> **Extracted records**
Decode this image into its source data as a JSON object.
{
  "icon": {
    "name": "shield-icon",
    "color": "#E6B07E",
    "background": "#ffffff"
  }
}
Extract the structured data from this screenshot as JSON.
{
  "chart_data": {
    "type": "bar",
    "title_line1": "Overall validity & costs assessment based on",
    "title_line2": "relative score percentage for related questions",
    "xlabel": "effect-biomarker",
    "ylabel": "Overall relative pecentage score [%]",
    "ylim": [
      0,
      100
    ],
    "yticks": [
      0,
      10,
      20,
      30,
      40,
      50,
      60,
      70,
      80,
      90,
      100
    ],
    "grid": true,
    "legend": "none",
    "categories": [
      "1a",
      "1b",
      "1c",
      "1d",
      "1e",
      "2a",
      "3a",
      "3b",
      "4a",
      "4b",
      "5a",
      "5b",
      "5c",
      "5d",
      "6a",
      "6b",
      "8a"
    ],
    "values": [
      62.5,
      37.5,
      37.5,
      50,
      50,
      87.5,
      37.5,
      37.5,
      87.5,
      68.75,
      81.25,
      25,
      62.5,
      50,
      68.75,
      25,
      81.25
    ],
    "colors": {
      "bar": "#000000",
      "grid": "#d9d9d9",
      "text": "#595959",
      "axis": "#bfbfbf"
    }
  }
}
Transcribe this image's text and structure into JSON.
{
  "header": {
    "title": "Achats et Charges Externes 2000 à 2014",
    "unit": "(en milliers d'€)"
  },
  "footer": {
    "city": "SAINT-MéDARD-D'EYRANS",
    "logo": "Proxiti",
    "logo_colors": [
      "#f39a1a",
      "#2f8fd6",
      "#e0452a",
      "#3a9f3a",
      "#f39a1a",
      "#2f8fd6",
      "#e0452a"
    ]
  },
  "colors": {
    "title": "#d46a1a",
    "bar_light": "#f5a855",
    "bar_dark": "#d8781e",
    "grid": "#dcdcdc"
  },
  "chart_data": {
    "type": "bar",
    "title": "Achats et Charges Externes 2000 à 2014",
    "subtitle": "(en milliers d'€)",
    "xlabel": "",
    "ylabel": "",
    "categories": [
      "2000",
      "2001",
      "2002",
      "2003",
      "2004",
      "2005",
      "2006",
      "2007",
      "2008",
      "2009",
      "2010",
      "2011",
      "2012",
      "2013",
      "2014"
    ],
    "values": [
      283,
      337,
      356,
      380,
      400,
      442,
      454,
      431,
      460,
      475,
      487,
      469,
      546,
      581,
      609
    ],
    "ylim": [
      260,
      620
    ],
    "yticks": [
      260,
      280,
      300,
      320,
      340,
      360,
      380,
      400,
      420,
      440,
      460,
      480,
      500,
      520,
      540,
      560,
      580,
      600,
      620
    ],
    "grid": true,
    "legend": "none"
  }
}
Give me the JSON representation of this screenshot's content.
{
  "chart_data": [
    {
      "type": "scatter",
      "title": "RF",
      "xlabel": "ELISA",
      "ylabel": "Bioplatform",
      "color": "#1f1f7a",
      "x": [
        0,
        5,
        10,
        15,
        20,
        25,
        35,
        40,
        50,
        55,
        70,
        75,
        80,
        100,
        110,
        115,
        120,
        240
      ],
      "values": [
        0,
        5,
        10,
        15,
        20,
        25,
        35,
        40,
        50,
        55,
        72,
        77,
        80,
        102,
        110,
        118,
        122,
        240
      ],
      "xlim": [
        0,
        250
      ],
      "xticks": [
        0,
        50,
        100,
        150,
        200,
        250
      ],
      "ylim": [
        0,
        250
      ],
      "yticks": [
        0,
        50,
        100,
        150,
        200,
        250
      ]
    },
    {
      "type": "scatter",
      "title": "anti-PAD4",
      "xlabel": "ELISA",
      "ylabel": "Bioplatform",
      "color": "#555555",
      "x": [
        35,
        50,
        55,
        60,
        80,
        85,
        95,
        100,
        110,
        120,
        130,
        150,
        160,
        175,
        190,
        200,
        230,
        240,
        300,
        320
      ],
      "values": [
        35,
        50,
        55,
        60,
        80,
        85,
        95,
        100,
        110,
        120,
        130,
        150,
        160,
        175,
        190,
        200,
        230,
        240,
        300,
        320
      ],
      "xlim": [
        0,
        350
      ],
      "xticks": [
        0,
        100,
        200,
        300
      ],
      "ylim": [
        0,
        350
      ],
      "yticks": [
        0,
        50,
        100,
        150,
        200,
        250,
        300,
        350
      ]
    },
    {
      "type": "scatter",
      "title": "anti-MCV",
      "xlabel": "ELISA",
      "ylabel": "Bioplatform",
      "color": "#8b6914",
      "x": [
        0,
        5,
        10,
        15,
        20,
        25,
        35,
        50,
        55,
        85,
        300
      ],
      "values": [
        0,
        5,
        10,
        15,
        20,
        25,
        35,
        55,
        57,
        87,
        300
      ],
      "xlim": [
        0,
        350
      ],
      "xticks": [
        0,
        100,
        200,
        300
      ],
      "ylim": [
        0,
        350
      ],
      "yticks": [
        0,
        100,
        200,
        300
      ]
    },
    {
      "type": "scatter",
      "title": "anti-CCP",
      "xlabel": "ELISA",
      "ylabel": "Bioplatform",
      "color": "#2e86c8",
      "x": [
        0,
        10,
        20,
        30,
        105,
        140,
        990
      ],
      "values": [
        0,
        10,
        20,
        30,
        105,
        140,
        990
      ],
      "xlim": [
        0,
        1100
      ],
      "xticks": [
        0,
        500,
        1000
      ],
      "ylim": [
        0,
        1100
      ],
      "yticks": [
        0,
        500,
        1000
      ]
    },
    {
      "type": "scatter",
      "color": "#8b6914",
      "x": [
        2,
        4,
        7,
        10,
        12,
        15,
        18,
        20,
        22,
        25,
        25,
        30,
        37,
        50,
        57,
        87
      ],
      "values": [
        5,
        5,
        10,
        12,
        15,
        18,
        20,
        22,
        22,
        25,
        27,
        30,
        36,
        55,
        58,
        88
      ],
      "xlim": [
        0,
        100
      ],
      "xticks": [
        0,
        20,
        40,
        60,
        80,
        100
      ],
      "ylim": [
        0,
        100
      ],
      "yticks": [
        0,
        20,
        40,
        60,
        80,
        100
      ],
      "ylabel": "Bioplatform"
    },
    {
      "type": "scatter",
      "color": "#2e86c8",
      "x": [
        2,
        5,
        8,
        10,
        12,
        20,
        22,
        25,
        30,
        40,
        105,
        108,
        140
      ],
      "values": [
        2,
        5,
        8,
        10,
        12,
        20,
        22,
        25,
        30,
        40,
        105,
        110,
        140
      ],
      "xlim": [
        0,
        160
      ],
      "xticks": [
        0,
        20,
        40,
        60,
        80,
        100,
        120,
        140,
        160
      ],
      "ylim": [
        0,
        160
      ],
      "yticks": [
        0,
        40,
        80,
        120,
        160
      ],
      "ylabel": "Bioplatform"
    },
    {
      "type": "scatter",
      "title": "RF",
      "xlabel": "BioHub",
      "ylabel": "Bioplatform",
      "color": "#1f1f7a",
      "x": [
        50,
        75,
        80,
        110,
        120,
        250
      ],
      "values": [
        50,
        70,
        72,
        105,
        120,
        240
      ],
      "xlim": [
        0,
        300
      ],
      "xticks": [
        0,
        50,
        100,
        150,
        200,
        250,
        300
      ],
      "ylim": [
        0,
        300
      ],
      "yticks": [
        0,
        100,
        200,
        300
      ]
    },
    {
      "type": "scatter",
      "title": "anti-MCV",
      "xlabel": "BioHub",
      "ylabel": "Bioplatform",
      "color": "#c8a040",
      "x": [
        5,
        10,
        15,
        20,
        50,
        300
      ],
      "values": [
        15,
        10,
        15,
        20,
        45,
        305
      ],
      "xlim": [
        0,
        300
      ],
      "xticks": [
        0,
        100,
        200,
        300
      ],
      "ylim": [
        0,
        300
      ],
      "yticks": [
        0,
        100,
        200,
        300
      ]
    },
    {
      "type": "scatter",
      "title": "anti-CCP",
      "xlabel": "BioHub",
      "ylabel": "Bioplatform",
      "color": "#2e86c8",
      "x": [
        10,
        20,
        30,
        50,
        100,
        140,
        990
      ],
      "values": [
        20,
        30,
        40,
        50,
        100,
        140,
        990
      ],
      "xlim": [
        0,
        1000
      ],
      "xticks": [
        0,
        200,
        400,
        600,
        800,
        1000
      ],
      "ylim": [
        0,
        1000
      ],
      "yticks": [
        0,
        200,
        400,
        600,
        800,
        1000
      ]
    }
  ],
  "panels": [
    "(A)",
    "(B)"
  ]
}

> **Stated task**
Look for the word "image" and return every line where it occurs.

> **The response**
Decode this image into its source data as a JSON object.
Transcribe this image's text and structure into JSON.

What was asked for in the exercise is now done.